** Start of Material provided **

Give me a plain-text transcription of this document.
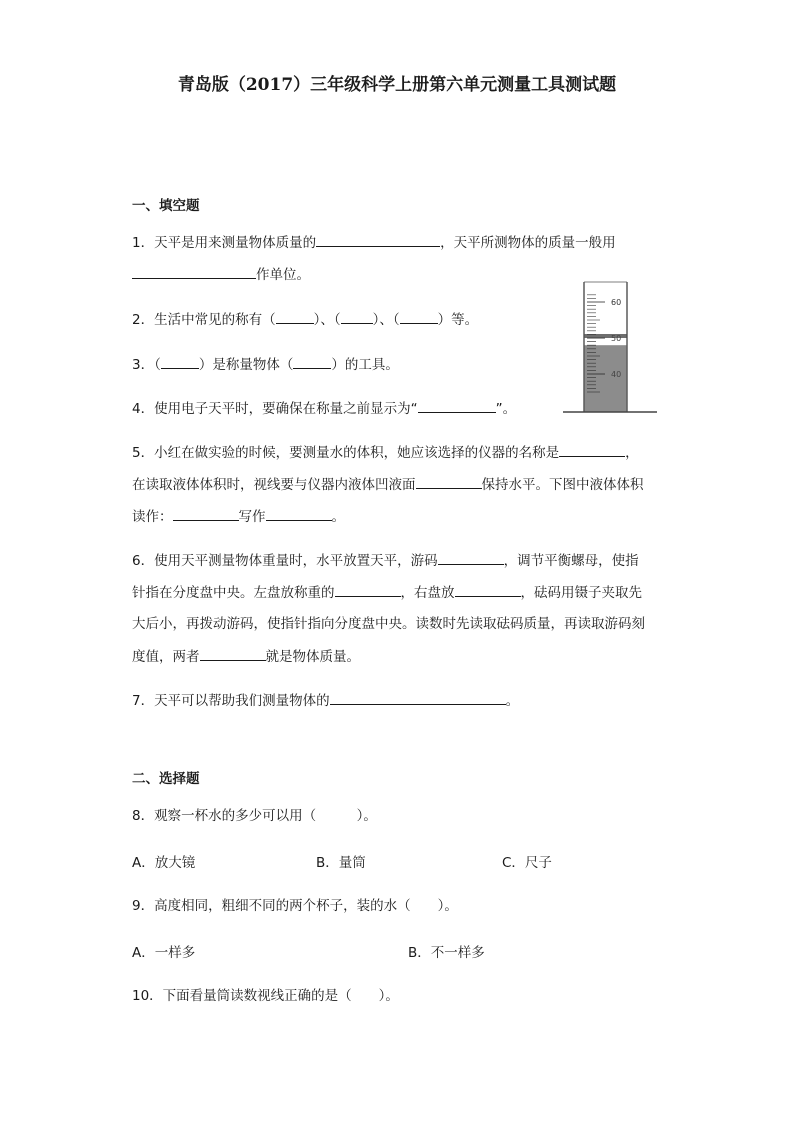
青岛版（2017）三年级科学上册第六单元测量工具测试题
一、填空题
1．天平是用来测量物体质量的	，天平所测物体的质量一般用
作单位。
2．生活中常见的称有（	）、（ ）、（	）等。
3．（	）是称量物体（	）的工具。
4．使用电子天平时，要确保在称量之前显示为“	”。
60
50
40
5．小红在做实验的时候，要测量水的体积，她应该选择的仪器的名称是	，
在读取液体体积时，视线要与仪器内液体凹液面	保持水平。下图中液体体积
读作：	写作	。
6．使用天平测量物体重量时，水平放置天平，游码	，调节平衡螺母，使指
针指在分度盘中央。左盘放称重的	，右盘放	，砝码用镊子夹取先
大后小，再拨动游码，使指针指向分度盘中央。读数时先读取砝码质量，再读取游码刻
度值，两者	就是物体质量。
7．天平可以帮助我们测量物体的	。
二、选择题
8．观察一杯水的多少可以用（　　　）。
A．放大镜	B．量筒	C．尺子
9．高度相同，粗细不同的两个杯子，装的水（　　）。
A．一样多	B．不一样多
10．下面看量筒读数视线正确的是（　　）。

** End of Material provided **

- _Short exercise_
Without the pictures, repeat the listing above exactly.

- _Exercise result_
Give me a plain-text transcription of this document.
青岛版（2017）三年级科学上册第六单元测量工具测试题
一、填空题
1．天平是用来测量物体质量的	，天平所测物体的质量一般用
作单位。
2．生活中常见的称有（	）、（ ）、（	）等。
3．（	）是称量物体（	）的工具。
4．使用电子天平时，要确保在称量之前显示为“	”。
60
50
40
5．小红在做实验的时候，要测量水的体积，她应该选择的仪器的名称是	，
在读取液体体积时，视线要与仪器内液体凹液面	保持水平。下图中液体体积
读作：	写作	。
6．使用天平测量物体重量时，水平放置天平，游码	，调节平衡螺母，使指
针指在分度盘中央。左盘放称重的	，右盘放	，砝码用镊子夹取先
大后小，再拨动游码，使指针指向分度盘中央。读数时先读取砝码质量，再读取游码刻
度值，两者	就是物体质量。
7．天平可以帮助我们测量物体的	。
二、选择题
8．观察一杯水的多少可以用（　　　）。
A．放大镜	B．量筒	C．尺子
9．高度相同，粗细不同的两个杯子，装的水（　　）。
A．一样多	B．不一样多
10．下面看量筒读数视线正确的是（　　）。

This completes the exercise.